» **Supplied entries**:
-----

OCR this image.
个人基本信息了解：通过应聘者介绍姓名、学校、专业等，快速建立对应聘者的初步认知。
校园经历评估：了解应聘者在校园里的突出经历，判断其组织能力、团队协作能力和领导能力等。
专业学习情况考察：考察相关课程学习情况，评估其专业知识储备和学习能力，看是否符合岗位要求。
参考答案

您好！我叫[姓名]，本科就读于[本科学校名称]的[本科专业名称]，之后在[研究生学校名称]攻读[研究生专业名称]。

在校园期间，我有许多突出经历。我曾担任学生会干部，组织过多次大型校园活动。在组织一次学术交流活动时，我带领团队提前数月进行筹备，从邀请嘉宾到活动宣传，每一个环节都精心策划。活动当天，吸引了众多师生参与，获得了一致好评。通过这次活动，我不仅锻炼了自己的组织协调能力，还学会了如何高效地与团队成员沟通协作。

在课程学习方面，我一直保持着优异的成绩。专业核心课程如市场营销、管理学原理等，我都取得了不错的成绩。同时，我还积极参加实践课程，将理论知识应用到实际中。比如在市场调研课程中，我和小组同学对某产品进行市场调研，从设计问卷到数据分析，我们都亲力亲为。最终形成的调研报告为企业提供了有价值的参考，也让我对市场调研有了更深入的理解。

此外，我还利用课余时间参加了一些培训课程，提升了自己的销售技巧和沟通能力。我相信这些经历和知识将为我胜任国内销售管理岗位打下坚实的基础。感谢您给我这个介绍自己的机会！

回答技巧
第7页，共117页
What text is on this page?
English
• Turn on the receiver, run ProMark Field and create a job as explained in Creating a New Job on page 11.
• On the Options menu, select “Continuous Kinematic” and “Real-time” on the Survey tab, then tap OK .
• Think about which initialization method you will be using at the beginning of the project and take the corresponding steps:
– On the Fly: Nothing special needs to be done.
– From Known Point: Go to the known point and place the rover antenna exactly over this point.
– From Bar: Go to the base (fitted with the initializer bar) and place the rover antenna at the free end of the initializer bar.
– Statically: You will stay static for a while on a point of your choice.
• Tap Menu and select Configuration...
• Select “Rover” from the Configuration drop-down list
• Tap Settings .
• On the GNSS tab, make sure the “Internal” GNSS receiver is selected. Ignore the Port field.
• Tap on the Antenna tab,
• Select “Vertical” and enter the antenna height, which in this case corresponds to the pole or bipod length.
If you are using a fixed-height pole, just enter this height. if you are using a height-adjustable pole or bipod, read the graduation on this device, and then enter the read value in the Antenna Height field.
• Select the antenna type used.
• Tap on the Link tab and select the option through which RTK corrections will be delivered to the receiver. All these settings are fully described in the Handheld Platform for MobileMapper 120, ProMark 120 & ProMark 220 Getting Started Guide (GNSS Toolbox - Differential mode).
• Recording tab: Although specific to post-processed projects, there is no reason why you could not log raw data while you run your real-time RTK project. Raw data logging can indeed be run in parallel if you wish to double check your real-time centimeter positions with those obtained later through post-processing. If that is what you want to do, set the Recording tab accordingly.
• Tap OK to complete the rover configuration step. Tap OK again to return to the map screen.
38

-----

» **Requirement**: Print the material once more, exactly.

» **Answer to this problem**:
OCR this image.
个人基本信息了解：通过应聘者介绍姓名、学校、专业等，快速建立对应聘者的初步认知。
校园经历评估：了解应聘者在校园里的突出经历，判断其组织能力、团队协作能力和领导能力等。
专业学习情况考察：考察相关课程学习情况，评估其专业知识储备和学习能力，看是否符合岗位要求。
参考答案

您好！我叫[姓名]，本科就读于[本科学校名称]的[本科专业名称]，之后在[研究生学校名称]攻读[研究生专业名称]。

在校园期间，我有许多突出经历。我曾担任学生会干部，组织过多次大型校园活动。在组织一次学术交流活动时，我带领团队提前数月进行筹备，从邀请嘉宾到活动宣传，每一个环节都精心策划。活动当天，吸引了众多师生参与，获得了一致好评。通过这次活动，我不仅锻炼了自己的组织协调能力，还学会了如何高效地与团队成员沟通协作。

在课程学习方面，我一直保持着优异的成绩。专业核心课程如市场营销、管理学原理等，我都取得了不错的成绩。同时，我还积极参加实践课程，将理论知识应用到实际中。比如在市场调研课程中，我和小组同学对某产品进行市场调研，从设计问卷到数据分析，我们都亲力亲为。最终形成的调研报告为企业提供了有价值的参考，也让我对市场调研有了更深入的理解。

此外，我还利用课余时间参加了一些培训课程，提升了自己的销售技巧和沟通能力。我相信这些经历和知识将为我胜任国内销售管理岗位打下坚实的基础。感谢您给我这个介绍自己的机会！

回答技巧
第7页，共117页
What text is on this page?
English
• Turn on the receiver, run ProMark Field and create a job as explained in Creating a New Job on page 11.
• On the Options menu, select “Continuous Kinematic” and “Real-time” on the Survey tab, then tap OK .
• Think about which initialization method you will be using at the beginning of the project and take the corresponding steps:
– On the Fly: Nothing special needs to be done.
– From Known Point: Go to the known point and place the rover antenna exactly over this point.
– From Bar: Go to the base (fitted with the initializer bar) and place the rover antenna at the free end of the initializer bar.
– Statically: You will stay static for a while on a point of your choice.
• Tap Menu and select Configuration...
• Select “Rover” from the Configuration drop-down list
• Tap Settings .
• On the GNSS tab, make sure the “Internal” GNSS receiver is selected. Ignore the Port field.
• Tap on the Antenna tab,
• Select “Vertical” and enter the antenna height, which in this case corresponds to the pole or bipod length.
If you are using a fixed-height pole, just enter this height. if you are using a height-adjustable pole or bipod, read the graduation on this device, and then enter the read value in the Antenna Height field.
• Select the antenna type used.
• Tap on the Link tab and select the option through which RTK corrections will be delivered to the receiver. All these settings are fully described in the Handheld Platform for MobileMapper 120, ProMark 120 & ProMark 220 Getting Started Guide (GNSS Toolbox - Differential mode).
• Recording tab: Although specific to post-processed projects, there is no reason why you could not log raw data while you run your real-time RTK project. Raw data logging can indeed be run in parallel if you wish to double check your real-time centimeter positions with those obtained later through post-processing. If that is what you want to do, set the Recording tab accordingly.
• Tap OK to complete the rover configuration step. Tap OK again to return to the map screen.
38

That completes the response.